● **SOURCE PASSAGE**:
If you search for a photo of the 1965 Alabama football team, which shared the national championship with MSU that season, you will find that it does not include a single black face. And if you Google photos of the 1966 Notre Dame team, which shared the next year’s national title with the Spartans, it reveals just one black player--that of All-American defensive tackle Alan Page.
In my estimation, head coach Duffy Daugherty has never received sufficient credit for all the things he did to integrate college football.
By the end of my second year on campus, the civil rights movement, student protests against the war in Vietnam, worries over being drafted into the military, the emerging sexual revolution, drug use and all the cultural changes associated with the ‘60s--in music, literature, hair styles, clothing, etc.--made “crazy” feel routine.
And then on Sunday, July 23, 1967, things got even crazier.
I recall sitting with some pals at “the Canteen” at Camp Dearborn, eating a black cherry ice cream cone in the late afternoon sun, when a St. Al’s girl I had known since first grade walked up to our table and said, “Have you heard about the riot going on in Detroit?”
Riot? Detroit? What? Huh?
The next evening I drove down Warren Avenue into the city with my Dad, and I remember seeing independent business owners sitting on the steps of their stores, with rifles locked and loaded, prepared to defend their properties. The following day at the Detroit paint factory where I worked that summer, I took the staircase to the rooftop of Building 42, looked out toward the Detroit River and could see hundreds of fires dotting the cityscape. Detroit was put under curfew for four days; the National Guard, as well as two divisions of the U.S. Army, were called in to quell the disturbance; and in the end, 43 people died, over 7,000 arrests were made and 2,000 buildings were destroyed. The riot was triggered by an early-hours bust of a blind pig, but black frustration with racial inequities was at the root of it all.
Detroit has never been the same since.
I graduated from college in December of 1969, and about two months later drove across the country with my buddy Joe on an adventure to the West Coast. I was soon able to find a job as a janitor at the uber-exclusive Pacific Union (Men’s) Club at the top of Nob Hill in San Francisco. It was my first introduction to people with “yellow skin.”
I was part of a work crew that consisted of a Filipino, a Korean, a Chinese man and three white guys. The three Asians had all come to America in hopes of saving enough money to bring their families to the U.S. All three struggled with English, and I helped my Korean buddy learn the language by reading aloud the comics section of the Sunday paper, while pointing at the illustrations.
Because of the language barrier and my short time on the job, I gained few good insights into those guys and their respective cultures, other than to say I knew them as great workers.
After a couple of months, Joe and I moved on to Los Angeles, but I was feeling like a bit of loser, homesick and hungry. He found a gig as a carpenter; I soon caught a ride back home with some pals who were visiting the coast. In December of 1970 I finally landed my first big boy job as a copywriter for the Automobile Club of Michigan (AAA) at its headquarters in downtown Detroit.
It was the fulfillment of my boyhood dreams. I was writing every day about insurance, travel and auto financing services. I was being taken to lunch several times a week by art studios or the ad agency that created AAA’s radio and TV advertising. And I finally had a couple of bucks in my pocket.

● **OBJECTIVE**: Update the memoir text starting with "If you search" and going on through "integrate college football.", with "Spartans" changed to "Michigan State". The listing has no part in this work.

● **DATASET EXTRACT**:
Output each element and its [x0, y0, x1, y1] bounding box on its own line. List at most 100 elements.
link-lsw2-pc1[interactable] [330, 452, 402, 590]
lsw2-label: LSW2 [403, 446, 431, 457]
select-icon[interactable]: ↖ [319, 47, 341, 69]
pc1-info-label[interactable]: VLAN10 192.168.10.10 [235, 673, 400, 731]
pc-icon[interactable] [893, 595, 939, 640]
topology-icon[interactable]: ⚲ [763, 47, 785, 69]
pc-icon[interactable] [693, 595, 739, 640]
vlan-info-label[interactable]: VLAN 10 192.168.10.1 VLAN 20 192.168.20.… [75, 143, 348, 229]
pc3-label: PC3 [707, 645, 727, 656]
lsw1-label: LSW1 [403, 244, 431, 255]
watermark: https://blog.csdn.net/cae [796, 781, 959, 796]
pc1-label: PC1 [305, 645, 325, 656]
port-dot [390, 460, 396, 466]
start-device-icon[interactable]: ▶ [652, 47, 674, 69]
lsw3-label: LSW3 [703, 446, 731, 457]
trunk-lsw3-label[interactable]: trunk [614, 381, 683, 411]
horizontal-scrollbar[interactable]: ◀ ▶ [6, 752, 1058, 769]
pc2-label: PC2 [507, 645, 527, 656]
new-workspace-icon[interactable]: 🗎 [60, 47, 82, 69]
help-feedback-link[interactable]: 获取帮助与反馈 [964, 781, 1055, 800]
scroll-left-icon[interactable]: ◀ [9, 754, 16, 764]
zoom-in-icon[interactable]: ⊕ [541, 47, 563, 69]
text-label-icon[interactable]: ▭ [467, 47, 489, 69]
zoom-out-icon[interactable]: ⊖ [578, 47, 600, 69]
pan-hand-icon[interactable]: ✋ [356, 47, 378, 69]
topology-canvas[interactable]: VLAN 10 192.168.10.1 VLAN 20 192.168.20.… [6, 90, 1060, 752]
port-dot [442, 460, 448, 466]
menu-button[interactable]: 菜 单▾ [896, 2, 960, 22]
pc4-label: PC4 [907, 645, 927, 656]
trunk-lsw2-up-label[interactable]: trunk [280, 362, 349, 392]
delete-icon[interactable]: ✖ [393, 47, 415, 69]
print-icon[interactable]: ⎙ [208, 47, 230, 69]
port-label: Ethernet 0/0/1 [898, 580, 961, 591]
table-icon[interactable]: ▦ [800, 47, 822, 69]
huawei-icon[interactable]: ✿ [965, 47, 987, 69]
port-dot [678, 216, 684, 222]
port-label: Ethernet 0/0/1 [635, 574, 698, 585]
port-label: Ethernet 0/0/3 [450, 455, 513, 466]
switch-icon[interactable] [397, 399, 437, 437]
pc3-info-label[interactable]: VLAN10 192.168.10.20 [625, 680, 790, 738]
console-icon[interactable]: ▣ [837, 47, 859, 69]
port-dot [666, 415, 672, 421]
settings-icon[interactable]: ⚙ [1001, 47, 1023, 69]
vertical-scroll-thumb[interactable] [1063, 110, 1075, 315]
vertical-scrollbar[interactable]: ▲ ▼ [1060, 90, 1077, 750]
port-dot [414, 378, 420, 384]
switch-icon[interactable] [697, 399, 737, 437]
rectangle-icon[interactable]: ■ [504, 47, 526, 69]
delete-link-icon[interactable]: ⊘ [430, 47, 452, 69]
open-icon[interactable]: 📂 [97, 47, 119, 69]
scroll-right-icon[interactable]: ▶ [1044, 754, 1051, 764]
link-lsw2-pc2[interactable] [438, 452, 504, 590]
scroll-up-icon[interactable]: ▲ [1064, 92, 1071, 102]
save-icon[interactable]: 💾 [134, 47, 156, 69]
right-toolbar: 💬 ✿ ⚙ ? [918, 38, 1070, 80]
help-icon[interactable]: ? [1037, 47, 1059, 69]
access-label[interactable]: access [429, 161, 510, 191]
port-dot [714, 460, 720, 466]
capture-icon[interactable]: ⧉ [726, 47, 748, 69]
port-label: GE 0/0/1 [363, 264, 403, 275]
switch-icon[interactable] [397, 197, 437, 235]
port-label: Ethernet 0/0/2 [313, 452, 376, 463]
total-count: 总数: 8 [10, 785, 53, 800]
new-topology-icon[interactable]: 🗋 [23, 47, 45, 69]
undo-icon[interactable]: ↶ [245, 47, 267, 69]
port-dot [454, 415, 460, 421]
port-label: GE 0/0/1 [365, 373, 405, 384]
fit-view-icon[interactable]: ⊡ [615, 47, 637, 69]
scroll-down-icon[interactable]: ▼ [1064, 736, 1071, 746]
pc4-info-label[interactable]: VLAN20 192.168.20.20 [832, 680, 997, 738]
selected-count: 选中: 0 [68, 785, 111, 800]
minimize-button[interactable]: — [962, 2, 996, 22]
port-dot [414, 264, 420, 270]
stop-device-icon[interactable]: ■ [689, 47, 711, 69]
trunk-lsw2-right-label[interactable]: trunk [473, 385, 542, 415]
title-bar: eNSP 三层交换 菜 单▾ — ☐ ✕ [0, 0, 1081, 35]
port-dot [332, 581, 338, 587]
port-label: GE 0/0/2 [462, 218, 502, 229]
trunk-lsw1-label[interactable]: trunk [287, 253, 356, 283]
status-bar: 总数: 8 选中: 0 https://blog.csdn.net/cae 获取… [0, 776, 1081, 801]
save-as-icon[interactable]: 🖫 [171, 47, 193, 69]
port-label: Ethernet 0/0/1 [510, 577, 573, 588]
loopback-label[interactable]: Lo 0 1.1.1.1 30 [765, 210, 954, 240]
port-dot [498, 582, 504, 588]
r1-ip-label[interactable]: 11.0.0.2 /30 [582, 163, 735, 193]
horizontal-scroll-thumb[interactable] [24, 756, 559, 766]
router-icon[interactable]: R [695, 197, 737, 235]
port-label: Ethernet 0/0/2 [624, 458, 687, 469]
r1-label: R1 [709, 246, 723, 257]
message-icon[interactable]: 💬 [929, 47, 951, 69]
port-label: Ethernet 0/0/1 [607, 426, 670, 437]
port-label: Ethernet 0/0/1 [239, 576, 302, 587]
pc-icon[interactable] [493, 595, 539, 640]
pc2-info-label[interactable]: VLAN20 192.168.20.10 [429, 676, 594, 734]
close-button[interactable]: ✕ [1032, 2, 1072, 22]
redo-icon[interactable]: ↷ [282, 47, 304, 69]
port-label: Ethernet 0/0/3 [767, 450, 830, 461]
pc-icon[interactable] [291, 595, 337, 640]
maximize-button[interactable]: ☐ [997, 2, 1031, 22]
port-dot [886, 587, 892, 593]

● **WRITTEN RESPONSE**:
If you search for a photo of the 1965 Alabama football team, which shared the national championship with MSU that season, you will find that it does not include a single black face. And if you Google photos of the 1966 Notre Dame team, which shared the next year’s national title with the Michigan State, it reveals just one black player--that of All-American defensive tackle Alan Page.
In my estimation, head coach Duffy Daugherty has never received sufficient credit for all the things he did to integrate college football.